Selected excerpt:
******
"South Park," "Galactica" Peabody'd

The Peabodys are finally respecting Cartman's authority.

The foul-mouthed cartoon cutouts of Comedy Central's South Park earned their first Peabody Award Wednesday.

The folks handing out television's most esteemed prize heralded the boundary-pushing 'toon's' brain trust, Trey Parker and Matt Stone, for continuing to poke fun of all "that is self-important and hypocritical in the American life, regardless of race, creed, color or celebrity status." ('Tis true, as Tom Cruise, the Virgin Mary and the dearly departed Chef can attest.)

"We see it as a bold show that deals with issues of censorship and social and cultural topics," Peabody Awards director Horace Newcomb told E! Online. "My line on South Park is that it properly offends everybody by design and by doing so it reminds us all that it's probably a good idea to be tolerant. It's also a very inventive and clever show."
******
Required actions:
1 - Summarize the passage about South Park's Peabody Award in two sentences.
2 - Swap "x-tick-label" for "horizontal-tick-label" in the records from their start through the line containing "y-tick-label: 0.5 xyxy=(12,256,30,271)", and return only those lines with nothing else altered.
The records have no connection to the passage about South Park's Peabody Award.
******
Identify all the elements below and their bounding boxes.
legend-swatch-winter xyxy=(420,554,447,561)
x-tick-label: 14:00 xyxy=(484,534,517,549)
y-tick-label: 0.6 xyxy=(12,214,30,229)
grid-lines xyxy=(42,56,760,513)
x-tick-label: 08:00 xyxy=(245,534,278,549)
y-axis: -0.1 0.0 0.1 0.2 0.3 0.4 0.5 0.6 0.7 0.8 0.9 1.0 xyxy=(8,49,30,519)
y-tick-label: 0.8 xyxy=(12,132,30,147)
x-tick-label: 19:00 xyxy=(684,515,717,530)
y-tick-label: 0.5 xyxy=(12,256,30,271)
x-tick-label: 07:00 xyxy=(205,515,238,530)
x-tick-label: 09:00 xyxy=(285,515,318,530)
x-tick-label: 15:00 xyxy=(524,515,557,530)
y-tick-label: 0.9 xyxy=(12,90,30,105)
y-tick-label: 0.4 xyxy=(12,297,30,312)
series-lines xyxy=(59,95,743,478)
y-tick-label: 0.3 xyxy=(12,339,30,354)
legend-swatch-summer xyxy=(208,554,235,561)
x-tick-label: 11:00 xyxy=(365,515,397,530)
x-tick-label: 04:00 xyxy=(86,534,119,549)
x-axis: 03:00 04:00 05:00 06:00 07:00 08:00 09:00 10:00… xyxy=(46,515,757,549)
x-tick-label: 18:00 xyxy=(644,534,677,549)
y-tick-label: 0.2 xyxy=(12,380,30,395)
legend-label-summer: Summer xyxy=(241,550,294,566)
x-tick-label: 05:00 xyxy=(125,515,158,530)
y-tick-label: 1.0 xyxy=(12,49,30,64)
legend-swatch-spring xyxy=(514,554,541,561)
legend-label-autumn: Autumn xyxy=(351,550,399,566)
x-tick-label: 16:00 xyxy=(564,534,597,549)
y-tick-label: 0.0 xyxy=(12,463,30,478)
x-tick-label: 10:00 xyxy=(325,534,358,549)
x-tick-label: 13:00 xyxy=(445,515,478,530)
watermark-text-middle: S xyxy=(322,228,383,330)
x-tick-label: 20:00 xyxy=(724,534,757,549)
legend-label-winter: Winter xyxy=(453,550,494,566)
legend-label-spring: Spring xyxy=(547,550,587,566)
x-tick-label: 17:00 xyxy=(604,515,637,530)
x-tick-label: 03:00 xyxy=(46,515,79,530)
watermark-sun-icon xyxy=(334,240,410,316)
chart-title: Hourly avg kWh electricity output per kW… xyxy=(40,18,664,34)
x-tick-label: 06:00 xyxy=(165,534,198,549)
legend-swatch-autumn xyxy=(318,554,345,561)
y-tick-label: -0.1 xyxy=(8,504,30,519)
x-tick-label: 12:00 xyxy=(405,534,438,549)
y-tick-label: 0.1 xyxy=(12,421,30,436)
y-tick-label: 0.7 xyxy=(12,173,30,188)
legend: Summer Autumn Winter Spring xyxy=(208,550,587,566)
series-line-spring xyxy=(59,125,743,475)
******
Solved problems:
1 - Comedy Central's South Park earned its first Peabody Award, with creators Trey Parker and Matt Stone praised for mocking whatever is self-important and hypocritical in American life. Peabody Awards director Horace Newcomb called it a bold, inventive and clever show that deals with censorship and social and cultural topics and that offends everybody by design as a reminder to be tolerant.

2 -
Identify all the elements below and their bounding boxes.
legend-swatch-winter xyxy=(420,554,447,561)
horizontal-tick-label: 14:00 xyxy=(484,534,517,549)
y-tick-label: 0.6 xyxy=(12,214,30,229)
grid-lines xyxy=(42,56,760,513)
horizontal-tick-label: 08:00 xyxy=(245,534,278,549)
y-axis: -0.1 0.0 0.1 0.2 0.3 0.4 0.5 0.6 0.7 0.8 0.9 1.0 xyxy=(8,49,30,519)
y-tick-label: 0.8 xyxy=(12,132,30,147)
horizontal-tick-label: 19:00 xyxy=(684,515,717,530)
y-tick-label: 0.5 xyxy=(12,256,30,271)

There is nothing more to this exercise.